▸ The task
Say how many lines include "JSON", with no words around the number.

========

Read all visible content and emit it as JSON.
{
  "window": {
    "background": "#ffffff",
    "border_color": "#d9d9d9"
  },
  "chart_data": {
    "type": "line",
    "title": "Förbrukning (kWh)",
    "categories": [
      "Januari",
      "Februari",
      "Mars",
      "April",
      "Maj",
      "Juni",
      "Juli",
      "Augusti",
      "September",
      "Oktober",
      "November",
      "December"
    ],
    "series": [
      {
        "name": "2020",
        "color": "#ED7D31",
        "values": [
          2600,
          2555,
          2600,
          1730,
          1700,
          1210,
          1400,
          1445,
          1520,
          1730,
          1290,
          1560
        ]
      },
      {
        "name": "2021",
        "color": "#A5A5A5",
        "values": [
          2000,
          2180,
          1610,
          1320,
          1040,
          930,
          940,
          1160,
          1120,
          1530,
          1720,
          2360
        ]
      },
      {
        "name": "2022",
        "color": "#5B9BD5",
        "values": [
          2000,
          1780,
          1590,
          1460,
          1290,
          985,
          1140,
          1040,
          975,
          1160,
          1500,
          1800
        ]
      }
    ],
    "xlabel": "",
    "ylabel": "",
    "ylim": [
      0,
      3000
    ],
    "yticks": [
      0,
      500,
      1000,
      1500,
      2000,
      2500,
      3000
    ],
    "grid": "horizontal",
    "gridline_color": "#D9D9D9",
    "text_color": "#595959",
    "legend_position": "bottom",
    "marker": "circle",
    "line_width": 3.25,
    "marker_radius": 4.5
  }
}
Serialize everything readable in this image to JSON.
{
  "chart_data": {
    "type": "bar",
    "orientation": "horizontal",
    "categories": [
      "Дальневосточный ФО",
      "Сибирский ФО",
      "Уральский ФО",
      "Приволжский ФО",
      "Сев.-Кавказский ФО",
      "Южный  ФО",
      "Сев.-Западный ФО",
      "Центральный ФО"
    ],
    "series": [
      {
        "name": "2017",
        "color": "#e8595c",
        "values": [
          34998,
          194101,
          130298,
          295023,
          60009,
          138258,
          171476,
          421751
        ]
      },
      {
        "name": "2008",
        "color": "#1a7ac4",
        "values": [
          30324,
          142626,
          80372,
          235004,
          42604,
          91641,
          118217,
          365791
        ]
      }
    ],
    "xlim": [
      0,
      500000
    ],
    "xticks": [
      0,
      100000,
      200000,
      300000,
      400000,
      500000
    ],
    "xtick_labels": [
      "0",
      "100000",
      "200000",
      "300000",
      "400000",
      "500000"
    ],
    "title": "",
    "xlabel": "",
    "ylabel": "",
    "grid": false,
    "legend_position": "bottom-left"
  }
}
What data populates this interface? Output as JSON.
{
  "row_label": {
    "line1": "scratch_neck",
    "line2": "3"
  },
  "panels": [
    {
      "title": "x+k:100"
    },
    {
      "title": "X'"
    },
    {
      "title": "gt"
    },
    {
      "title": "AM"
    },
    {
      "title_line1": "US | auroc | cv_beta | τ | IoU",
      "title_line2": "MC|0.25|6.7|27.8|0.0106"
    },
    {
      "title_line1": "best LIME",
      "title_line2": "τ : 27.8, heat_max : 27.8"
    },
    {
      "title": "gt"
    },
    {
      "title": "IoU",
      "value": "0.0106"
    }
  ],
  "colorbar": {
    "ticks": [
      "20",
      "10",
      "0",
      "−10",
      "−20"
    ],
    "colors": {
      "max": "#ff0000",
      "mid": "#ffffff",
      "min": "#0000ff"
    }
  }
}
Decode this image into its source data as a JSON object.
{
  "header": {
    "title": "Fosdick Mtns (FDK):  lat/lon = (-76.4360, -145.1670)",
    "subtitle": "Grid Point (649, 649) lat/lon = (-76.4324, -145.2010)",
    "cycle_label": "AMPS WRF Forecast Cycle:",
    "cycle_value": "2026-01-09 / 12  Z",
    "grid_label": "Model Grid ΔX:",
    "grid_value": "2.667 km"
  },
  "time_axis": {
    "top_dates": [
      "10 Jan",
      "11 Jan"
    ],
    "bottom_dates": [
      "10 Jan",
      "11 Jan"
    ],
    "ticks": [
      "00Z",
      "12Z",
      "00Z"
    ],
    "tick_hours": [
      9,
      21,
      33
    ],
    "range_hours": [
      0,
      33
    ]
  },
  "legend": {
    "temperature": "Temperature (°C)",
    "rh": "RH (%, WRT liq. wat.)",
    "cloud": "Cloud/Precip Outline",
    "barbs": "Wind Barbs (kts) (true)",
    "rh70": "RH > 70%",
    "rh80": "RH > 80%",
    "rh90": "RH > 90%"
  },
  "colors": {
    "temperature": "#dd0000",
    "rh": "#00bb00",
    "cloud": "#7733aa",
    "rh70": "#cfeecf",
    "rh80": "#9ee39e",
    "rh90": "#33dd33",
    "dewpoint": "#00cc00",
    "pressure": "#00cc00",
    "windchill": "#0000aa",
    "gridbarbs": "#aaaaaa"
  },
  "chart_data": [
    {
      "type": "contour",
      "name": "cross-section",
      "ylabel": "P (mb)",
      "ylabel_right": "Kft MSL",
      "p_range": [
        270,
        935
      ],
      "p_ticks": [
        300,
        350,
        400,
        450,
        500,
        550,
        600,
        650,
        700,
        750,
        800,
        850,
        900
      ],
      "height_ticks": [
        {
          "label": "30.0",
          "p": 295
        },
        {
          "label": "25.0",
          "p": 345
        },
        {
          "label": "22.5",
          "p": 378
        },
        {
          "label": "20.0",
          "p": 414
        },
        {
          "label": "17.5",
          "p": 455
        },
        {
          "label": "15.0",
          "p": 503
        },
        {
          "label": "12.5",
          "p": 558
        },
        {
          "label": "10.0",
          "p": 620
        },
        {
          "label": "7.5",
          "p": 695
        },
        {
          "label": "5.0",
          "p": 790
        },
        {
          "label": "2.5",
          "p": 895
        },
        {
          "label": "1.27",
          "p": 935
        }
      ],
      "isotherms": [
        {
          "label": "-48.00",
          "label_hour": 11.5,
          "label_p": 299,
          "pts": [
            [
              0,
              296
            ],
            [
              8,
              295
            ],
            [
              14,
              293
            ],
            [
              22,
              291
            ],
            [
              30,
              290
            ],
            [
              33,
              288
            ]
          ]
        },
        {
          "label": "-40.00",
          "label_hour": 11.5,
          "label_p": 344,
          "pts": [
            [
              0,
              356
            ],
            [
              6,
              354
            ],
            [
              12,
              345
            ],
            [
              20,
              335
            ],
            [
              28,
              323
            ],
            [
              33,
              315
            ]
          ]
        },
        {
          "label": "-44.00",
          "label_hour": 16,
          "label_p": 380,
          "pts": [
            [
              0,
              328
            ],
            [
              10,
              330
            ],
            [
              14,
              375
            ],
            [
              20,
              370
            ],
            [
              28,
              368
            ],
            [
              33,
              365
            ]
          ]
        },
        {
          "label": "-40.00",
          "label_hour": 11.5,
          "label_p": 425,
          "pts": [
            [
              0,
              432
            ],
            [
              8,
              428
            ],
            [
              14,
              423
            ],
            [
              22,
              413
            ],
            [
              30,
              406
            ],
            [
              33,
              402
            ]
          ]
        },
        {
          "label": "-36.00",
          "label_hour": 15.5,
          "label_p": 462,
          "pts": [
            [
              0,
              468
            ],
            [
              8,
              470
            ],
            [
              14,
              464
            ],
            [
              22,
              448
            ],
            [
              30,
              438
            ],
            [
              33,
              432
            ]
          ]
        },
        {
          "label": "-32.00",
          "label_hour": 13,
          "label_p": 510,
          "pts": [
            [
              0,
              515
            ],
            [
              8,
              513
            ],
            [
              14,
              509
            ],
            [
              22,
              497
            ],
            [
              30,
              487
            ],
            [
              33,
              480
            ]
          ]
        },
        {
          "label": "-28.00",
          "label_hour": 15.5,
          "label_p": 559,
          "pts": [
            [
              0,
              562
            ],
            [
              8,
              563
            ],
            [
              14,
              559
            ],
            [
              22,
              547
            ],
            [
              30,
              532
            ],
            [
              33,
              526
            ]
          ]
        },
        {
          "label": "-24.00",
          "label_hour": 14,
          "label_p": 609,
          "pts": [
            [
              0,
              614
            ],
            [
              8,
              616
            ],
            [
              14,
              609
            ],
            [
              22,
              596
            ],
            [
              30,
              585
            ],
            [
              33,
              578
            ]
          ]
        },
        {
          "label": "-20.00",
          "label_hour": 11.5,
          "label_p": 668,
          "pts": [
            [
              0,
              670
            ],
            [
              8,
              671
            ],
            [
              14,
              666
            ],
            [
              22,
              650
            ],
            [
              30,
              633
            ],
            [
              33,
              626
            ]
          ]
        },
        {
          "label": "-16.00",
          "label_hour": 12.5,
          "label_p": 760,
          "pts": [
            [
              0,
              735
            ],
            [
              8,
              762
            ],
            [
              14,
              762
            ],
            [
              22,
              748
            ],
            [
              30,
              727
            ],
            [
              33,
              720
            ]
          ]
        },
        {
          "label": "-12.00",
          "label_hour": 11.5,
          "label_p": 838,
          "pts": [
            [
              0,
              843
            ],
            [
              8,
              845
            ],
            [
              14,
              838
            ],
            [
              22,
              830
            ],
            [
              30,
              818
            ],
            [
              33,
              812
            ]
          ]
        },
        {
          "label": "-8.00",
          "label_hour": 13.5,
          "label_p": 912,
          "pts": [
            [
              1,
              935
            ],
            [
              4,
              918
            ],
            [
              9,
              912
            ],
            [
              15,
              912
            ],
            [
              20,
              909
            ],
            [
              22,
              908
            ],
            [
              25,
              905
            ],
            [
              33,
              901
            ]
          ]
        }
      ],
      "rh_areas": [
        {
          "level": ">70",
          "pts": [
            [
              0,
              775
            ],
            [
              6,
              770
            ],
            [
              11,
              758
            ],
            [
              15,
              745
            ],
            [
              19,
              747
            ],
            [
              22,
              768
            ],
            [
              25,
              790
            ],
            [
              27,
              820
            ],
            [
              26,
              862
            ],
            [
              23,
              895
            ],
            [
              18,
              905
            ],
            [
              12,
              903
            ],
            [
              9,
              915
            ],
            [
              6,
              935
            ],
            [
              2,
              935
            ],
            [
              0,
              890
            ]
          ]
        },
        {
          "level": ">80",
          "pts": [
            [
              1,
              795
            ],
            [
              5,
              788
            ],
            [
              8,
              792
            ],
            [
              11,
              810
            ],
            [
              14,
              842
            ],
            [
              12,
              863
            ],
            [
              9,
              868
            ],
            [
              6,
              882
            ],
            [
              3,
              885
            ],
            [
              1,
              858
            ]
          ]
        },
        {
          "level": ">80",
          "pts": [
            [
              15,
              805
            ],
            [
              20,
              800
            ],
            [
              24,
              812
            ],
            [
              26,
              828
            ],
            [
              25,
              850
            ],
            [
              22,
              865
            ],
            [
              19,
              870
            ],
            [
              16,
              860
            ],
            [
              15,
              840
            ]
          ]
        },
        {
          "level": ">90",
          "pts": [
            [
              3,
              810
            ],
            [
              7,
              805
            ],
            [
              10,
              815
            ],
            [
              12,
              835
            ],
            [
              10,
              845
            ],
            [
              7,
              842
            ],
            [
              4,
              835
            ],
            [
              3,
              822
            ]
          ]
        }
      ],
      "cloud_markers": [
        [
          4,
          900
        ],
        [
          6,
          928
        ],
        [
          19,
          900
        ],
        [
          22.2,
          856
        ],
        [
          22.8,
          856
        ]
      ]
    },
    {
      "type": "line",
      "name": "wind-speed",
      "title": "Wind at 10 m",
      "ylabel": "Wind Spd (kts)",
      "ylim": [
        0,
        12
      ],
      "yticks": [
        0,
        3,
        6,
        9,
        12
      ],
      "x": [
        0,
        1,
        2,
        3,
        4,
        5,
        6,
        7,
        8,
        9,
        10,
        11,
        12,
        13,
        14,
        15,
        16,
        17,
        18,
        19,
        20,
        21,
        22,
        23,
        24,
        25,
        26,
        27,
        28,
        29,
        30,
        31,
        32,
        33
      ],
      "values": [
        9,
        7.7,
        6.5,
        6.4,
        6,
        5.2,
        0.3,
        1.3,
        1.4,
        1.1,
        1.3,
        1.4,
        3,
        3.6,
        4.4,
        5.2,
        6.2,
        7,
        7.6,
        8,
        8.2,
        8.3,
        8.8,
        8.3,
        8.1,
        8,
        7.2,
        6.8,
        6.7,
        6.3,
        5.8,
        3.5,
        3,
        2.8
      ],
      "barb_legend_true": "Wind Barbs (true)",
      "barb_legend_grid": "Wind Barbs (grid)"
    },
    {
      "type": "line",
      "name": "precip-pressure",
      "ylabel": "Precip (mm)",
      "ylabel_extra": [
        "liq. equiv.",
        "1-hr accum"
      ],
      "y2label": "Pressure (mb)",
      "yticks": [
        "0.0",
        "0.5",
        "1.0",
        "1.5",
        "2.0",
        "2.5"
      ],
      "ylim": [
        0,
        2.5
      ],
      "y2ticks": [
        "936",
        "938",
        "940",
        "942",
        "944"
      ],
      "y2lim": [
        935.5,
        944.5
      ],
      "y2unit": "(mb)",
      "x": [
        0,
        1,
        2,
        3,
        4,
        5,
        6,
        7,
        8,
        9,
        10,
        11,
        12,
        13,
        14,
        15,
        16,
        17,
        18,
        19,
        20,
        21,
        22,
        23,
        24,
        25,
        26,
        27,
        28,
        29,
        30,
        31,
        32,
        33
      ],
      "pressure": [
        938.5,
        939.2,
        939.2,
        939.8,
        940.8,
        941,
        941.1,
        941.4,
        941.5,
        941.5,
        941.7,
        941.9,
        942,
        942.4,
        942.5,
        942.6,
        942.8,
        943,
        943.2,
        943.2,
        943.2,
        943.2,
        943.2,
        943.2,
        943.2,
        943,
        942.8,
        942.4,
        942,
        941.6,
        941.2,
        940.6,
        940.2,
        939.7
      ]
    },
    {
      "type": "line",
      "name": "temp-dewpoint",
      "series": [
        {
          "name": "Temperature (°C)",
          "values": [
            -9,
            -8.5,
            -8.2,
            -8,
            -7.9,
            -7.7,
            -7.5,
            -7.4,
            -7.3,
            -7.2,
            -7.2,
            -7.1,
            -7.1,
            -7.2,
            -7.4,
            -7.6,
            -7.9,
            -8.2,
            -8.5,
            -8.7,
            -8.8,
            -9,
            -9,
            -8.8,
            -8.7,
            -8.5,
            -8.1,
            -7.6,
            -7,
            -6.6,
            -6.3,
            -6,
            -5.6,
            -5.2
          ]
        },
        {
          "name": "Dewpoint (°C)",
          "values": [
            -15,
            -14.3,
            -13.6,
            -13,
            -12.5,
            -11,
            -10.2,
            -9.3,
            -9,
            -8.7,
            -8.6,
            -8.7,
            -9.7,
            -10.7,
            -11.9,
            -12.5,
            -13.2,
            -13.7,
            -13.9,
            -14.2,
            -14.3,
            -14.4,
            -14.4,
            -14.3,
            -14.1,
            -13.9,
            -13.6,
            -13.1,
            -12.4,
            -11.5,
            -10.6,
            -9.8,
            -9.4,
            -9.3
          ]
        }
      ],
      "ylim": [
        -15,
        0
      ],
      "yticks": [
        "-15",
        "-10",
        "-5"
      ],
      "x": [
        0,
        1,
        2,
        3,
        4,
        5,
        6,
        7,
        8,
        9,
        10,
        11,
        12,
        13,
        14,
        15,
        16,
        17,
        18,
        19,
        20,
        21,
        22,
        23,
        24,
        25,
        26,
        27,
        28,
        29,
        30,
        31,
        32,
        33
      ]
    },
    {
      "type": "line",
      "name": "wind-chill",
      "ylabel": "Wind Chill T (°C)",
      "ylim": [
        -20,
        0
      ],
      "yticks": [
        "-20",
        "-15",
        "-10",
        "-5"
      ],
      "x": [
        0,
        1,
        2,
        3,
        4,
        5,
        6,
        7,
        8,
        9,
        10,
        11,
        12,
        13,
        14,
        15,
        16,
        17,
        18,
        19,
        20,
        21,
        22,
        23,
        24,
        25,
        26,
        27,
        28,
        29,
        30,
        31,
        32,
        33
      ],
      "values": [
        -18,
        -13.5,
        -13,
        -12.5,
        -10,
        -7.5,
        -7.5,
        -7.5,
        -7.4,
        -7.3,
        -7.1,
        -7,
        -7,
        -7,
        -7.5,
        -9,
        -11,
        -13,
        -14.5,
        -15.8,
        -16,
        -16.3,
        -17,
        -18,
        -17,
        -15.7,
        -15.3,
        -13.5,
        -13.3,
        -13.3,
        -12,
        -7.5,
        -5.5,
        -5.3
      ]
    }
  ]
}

========

▸ Solution for this task
4